→ WHAT YOU ARE ASKED TO DO
Where does the string "Beach" appear? Copy every line of the entries below that holds it.

→ SOURCE DATA
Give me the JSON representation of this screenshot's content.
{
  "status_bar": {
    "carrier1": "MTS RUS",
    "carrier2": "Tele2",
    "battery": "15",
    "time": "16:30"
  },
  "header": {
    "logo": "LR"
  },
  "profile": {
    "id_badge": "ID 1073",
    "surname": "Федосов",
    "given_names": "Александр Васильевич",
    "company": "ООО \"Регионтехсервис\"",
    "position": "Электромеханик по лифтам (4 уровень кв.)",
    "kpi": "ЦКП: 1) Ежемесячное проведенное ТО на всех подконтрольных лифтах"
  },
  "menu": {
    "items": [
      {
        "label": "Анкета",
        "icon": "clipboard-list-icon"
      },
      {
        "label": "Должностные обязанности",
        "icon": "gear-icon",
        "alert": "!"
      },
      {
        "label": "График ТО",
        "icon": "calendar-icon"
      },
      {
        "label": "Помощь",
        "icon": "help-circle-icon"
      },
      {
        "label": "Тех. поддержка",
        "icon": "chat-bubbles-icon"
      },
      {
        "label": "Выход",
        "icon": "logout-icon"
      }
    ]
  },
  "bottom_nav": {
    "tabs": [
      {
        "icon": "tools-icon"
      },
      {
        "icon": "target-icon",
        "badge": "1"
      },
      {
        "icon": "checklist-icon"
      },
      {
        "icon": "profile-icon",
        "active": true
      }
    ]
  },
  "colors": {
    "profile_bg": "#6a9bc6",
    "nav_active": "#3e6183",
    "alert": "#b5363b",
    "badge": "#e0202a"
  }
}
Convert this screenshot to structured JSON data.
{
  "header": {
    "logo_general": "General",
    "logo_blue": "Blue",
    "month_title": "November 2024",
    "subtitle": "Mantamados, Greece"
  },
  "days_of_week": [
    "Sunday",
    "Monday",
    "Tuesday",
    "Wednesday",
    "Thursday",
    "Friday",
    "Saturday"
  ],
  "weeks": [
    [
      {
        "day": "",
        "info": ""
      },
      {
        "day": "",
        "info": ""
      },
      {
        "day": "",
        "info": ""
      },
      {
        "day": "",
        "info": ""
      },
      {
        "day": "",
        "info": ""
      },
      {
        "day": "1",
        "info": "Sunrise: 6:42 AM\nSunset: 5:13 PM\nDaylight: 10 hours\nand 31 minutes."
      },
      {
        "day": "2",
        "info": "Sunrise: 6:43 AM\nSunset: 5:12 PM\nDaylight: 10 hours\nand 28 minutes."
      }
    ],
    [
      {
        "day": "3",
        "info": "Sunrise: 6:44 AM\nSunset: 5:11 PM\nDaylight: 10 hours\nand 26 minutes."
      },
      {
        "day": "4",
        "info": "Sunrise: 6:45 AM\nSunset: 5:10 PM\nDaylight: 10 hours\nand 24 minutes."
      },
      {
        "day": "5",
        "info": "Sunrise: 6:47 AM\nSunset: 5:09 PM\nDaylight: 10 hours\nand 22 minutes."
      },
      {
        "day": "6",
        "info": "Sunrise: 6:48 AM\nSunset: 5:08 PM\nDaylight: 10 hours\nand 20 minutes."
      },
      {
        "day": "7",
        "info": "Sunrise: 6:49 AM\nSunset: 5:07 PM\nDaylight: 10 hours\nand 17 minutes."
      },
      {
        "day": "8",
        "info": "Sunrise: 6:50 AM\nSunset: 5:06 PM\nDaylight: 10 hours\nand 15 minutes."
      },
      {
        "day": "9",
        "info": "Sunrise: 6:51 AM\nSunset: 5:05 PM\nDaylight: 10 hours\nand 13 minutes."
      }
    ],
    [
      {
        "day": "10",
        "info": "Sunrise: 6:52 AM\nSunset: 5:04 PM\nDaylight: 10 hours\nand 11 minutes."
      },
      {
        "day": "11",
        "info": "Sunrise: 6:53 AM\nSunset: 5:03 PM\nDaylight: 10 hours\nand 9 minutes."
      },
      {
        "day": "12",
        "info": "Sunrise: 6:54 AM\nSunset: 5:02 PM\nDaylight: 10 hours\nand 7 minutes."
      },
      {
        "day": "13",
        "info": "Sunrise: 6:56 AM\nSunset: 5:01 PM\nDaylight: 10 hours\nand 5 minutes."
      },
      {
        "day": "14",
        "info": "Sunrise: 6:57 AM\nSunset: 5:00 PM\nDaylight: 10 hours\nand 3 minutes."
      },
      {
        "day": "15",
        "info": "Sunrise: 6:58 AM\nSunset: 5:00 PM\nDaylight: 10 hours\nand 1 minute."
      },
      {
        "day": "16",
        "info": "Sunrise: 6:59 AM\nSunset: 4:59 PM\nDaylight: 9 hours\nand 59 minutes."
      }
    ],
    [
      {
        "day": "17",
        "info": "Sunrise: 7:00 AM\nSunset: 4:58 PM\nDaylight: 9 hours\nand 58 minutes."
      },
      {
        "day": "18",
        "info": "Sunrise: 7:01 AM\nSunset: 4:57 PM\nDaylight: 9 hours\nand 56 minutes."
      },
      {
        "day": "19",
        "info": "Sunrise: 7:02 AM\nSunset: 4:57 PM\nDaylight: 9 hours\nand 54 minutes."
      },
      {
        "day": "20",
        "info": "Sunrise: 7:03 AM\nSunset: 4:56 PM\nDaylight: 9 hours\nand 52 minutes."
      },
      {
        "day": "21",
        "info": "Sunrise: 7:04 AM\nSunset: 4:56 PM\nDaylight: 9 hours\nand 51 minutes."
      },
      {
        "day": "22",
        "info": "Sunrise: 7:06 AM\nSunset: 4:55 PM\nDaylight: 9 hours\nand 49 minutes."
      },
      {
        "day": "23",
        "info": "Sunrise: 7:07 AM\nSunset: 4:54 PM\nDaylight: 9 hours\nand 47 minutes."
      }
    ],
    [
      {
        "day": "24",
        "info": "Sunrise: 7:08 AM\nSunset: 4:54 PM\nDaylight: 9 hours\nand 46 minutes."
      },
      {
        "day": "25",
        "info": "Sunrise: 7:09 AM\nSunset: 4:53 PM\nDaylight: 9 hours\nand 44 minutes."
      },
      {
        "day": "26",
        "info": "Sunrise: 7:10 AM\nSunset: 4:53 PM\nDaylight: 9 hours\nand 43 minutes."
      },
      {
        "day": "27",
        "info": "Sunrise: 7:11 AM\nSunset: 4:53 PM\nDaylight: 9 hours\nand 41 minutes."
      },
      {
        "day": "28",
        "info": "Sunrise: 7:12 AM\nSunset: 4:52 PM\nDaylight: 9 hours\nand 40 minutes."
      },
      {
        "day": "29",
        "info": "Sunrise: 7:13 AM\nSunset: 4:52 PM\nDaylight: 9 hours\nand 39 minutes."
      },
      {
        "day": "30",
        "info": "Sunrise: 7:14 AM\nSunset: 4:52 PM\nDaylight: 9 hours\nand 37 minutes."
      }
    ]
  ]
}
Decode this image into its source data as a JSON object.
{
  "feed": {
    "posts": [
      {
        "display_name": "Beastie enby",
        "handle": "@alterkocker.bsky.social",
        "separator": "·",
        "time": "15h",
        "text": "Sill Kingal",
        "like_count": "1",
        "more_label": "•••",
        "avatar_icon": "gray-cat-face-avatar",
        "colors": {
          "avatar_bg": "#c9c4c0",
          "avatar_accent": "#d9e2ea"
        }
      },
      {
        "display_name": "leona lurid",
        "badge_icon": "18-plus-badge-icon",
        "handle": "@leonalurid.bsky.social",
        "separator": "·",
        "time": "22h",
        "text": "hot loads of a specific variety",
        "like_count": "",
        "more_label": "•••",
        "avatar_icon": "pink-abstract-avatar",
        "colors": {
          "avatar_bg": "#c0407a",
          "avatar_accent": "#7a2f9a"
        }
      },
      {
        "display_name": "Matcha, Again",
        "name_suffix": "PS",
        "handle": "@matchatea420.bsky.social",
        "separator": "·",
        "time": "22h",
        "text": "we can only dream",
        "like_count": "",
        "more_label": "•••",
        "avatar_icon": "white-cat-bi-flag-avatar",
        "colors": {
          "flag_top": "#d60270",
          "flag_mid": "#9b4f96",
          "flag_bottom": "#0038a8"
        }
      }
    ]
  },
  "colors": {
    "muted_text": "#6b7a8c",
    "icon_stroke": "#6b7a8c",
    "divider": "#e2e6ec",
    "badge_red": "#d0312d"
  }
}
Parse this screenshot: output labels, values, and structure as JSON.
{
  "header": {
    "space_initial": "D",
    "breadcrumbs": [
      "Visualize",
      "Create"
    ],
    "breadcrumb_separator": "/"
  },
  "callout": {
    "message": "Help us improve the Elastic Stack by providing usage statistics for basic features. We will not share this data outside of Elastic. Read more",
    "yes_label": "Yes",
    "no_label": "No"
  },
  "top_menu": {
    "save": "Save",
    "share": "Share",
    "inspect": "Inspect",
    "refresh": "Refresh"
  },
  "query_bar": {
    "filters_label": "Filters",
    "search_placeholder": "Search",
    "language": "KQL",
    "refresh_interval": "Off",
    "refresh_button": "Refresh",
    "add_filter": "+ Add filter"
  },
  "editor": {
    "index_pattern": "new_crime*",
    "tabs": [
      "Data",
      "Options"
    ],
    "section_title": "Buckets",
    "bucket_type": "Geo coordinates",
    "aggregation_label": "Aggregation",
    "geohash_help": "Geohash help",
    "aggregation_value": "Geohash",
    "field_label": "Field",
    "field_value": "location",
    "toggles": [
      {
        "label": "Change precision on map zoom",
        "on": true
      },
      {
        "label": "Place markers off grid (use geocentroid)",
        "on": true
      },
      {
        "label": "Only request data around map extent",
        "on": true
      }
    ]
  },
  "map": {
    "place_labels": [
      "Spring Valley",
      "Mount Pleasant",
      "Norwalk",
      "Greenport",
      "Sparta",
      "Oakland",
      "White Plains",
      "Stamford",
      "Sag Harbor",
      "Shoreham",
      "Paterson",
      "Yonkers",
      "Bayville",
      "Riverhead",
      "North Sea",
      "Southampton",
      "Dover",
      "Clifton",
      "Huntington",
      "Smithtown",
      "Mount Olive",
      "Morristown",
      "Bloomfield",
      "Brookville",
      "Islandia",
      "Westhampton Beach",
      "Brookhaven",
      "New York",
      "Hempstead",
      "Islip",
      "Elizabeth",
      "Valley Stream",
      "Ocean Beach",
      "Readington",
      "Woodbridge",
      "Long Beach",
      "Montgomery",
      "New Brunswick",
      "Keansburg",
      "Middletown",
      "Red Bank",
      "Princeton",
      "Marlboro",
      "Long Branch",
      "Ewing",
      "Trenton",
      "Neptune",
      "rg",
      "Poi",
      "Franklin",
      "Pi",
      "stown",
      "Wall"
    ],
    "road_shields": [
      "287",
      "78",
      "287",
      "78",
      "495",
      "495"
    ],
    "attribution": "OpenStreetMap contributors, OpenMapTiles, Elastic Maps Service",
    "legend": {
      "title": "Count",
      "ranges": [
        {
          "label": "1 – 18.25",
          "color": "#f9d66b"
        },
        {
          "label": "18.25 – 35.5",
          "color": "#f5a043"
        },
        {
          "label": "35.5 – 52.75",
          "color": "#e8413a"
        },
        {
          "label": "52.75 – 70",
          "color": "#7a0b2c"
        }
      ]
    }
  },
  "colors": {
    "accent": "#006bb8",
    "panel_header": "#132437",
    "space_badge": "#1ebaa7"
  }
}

→ PROBLEM SOLUTION
      "Westhampton Beach",
      "Ocean Beach",
      "Long Beach",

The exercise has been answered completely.